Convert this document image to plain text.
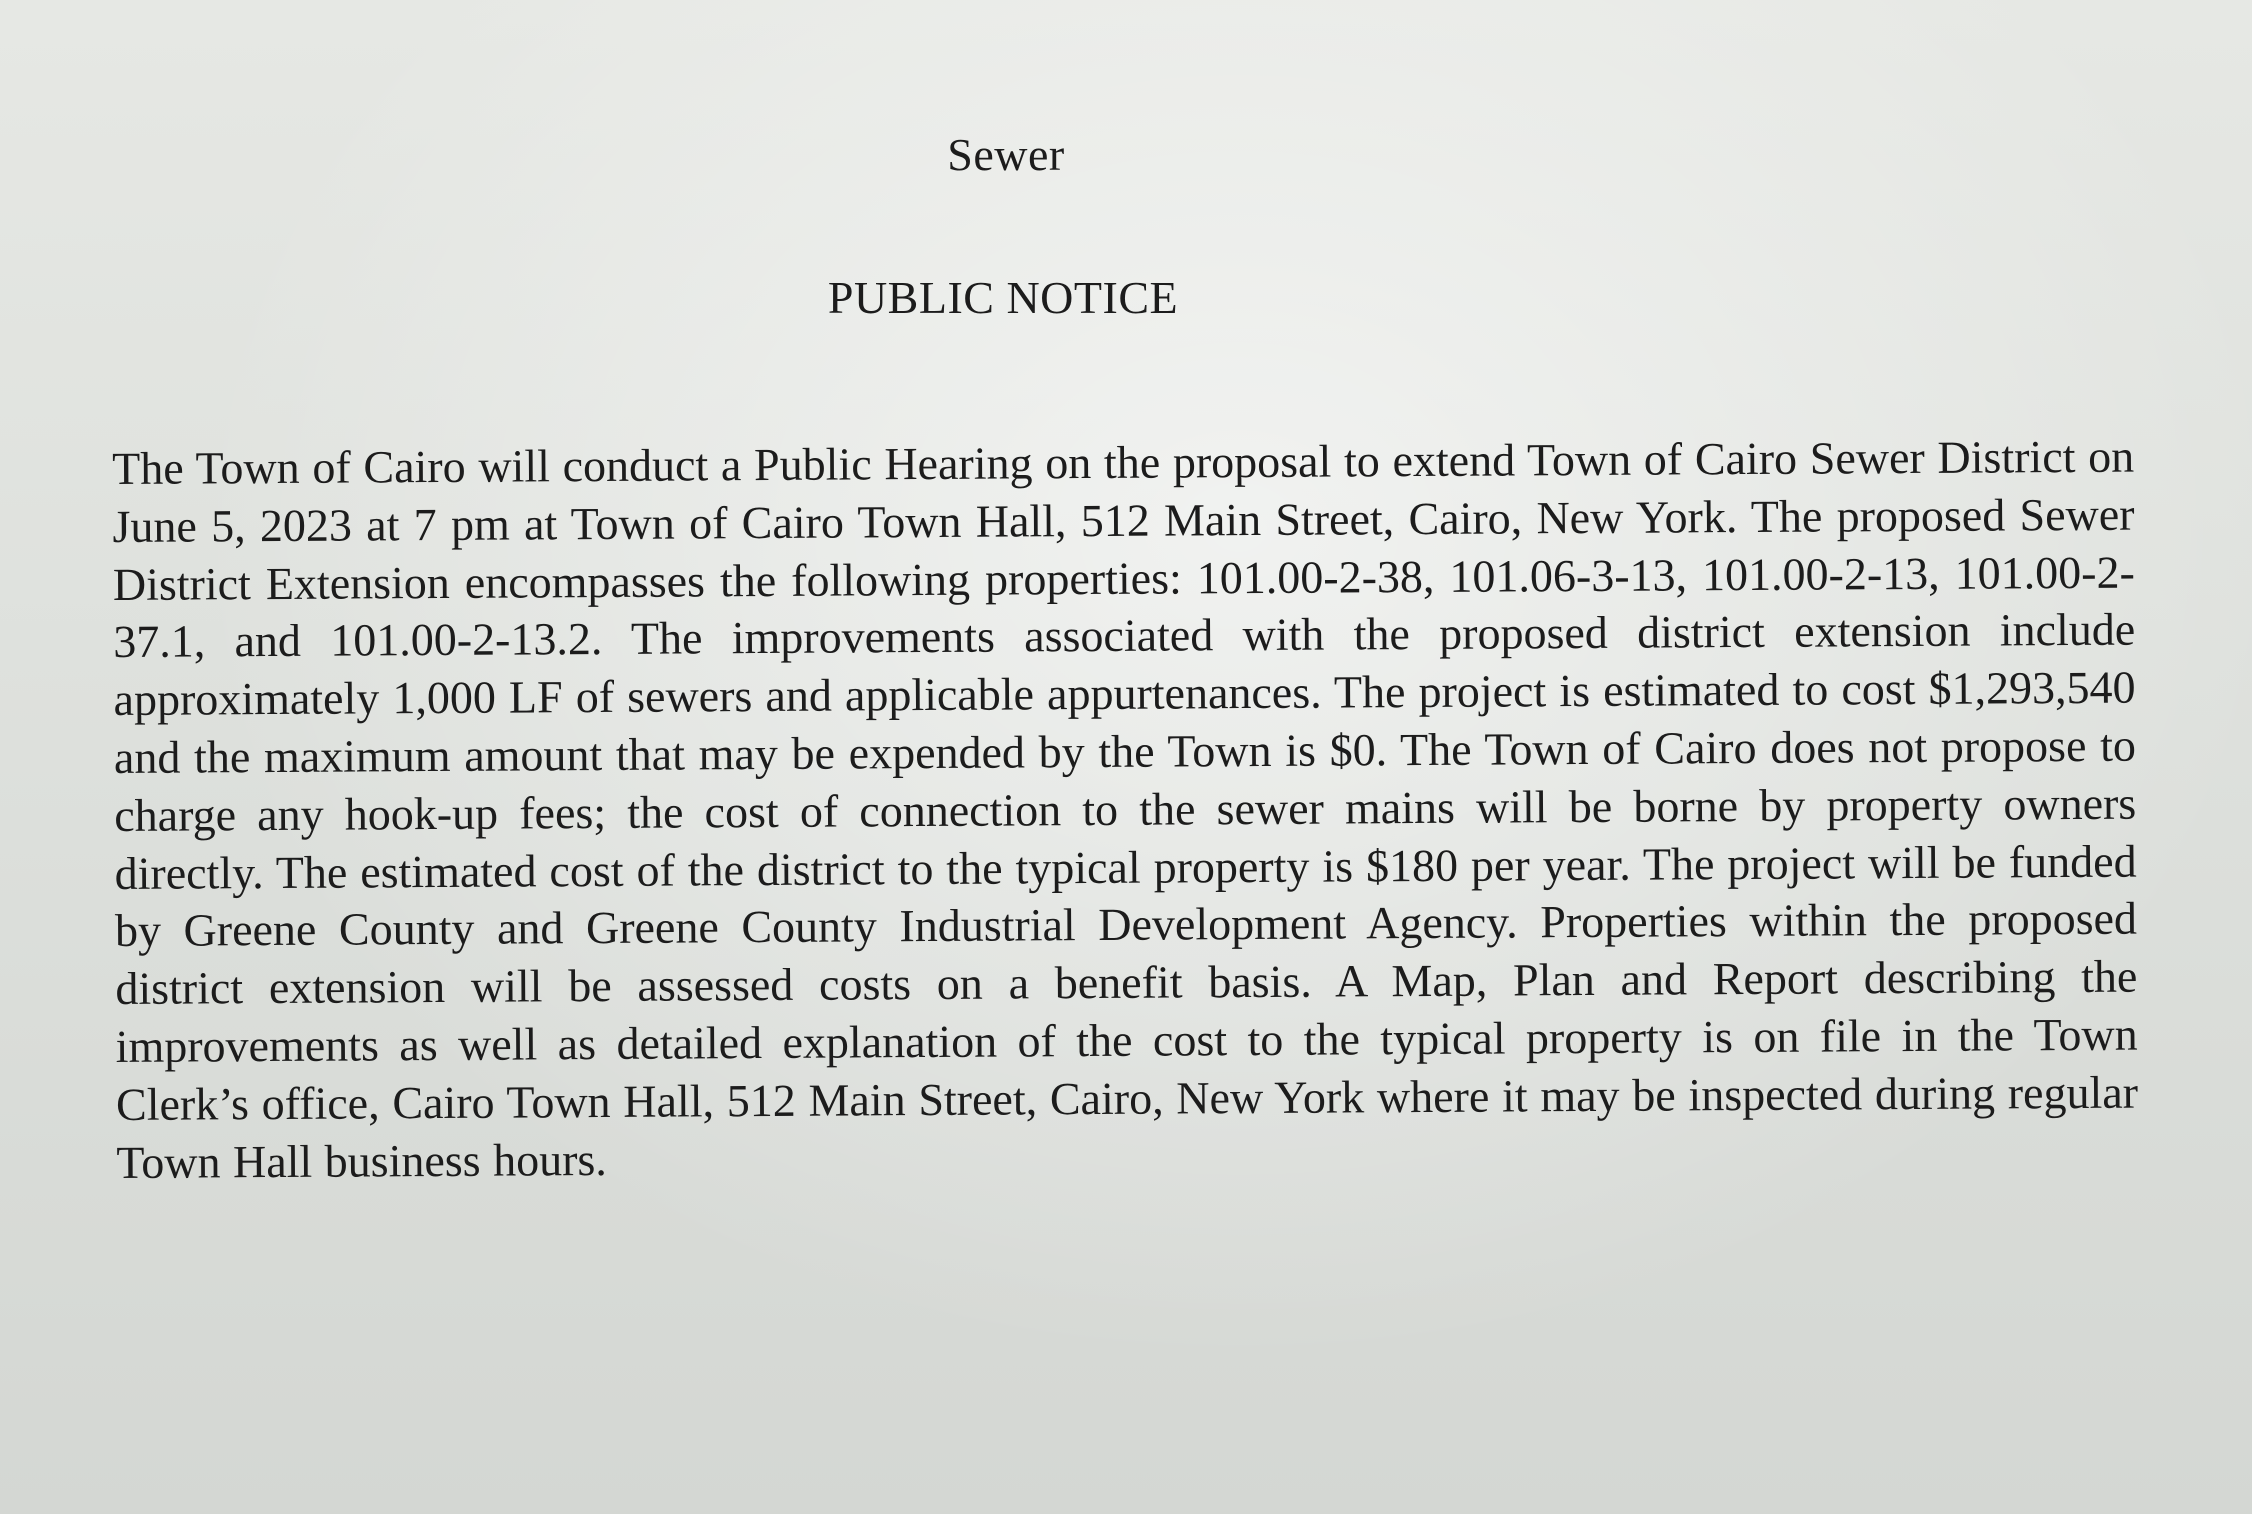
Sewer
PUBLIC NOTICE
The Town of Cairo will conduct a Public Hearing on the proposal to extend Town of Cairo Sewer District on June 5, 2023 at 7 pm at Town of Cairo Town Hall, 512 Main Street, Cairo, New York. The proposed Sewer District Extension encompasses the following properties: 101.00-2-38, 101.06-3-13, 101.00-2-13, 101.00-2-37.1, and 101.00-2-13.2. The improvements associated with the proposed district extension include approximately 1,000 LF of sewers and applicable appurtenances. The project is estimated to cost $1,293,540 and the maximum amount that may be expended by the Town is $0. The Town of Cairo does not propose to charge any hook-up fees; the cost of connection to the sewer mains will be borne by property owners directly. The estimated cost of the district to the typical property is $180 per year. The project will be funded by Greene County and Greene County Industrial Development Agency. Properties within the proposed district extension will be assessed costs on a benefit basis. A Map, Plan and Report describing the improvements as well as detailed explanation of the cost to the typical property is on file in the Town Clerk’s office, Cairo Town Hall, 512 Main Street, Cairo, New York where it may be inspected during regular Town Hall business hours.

---

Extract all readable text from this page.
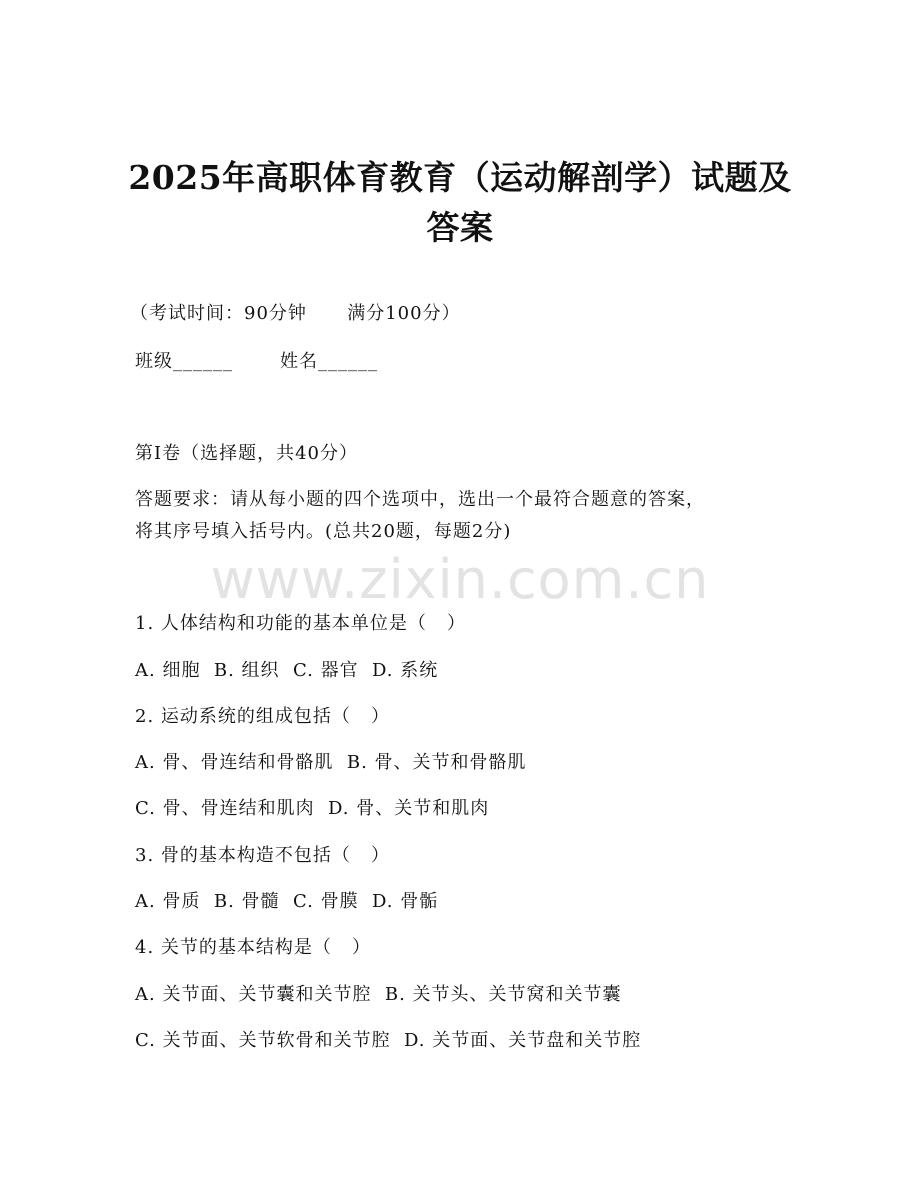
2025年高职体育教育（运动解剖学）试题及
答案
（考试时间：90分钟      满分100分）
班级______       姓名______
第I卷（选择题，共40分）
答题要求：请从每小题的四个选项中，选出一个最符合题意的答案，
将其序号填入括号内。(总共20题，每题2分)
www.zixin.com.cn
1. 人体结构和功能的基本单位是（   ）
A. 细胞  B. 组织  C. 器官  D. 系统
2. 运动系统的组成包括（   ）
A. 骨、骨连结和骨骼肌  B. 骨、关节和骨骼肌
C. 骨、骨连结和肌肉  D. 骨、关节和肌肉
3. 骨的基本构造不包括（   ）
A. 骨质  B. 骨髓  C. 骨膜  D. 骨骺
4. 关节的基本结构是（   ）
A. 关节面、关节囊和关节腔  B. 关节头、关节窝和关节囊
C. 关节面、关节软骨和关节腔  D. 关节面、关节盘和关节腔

--

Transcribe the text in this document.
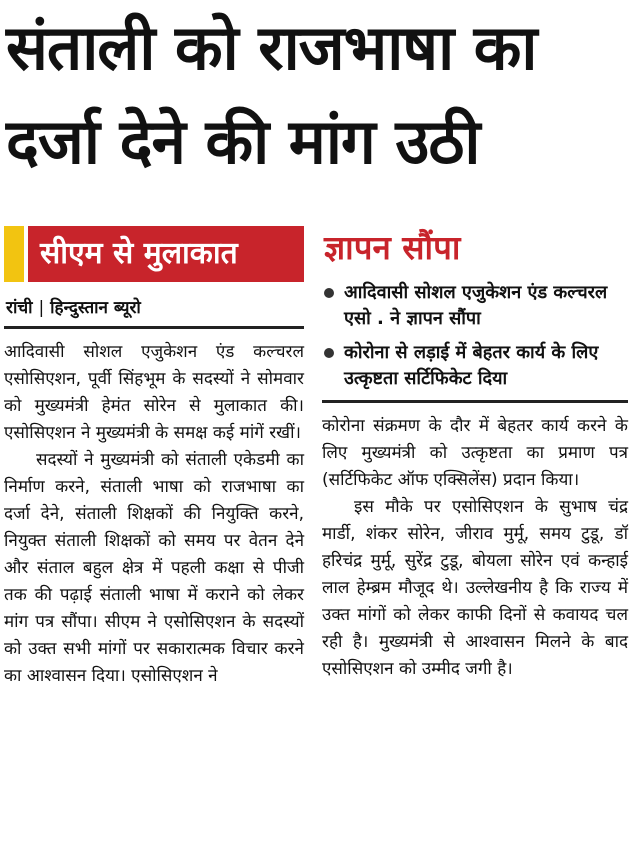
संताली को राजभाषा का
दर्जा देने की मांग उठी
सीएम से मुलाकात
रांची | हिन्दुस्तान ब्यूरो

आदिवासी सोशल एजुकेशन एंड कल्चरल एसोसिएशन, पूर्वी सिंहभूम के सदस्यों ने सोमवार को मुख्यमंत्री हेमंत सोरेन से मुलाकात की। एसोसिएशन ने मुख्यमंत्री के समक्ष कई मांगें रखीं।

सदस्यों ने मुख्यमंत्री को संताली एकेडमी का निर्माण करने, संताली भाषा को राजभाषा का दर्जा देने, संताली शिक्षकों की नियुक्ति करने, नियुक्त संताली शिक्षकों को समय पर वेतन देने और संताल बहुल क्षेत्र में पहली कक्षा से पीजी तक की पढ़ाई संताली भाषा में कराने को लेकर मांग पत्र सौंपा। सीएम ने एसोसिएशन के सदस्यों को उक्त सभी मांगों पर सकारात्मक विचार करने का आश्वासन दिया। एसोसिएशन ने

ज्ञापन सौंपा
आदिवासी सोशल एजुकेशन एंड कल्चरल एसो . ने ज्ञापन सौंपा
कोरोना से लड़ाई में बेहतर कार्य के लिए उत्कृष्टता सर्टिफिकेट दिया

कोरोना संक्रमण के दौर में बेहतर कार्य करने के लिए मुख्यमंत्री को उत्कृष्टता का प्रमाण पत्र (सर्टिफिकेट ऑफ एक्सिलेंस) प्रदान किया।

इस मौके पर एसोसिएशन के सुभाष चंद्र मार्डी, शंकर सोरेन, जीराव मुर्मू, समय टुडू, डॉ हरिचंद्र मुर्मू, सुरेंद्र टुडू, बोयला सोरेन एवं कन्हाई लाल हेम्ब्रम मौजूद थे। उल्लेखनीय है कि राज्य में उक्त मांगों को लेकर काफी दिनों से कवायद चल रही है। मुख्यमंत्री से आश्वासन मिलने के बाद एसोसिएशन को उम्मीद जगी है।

WRITTEN EXERCISE: From the entries above, extract each line containing "document".

TASK RESULT:
Convert this document image to plain text.
Transcribe the text in this document.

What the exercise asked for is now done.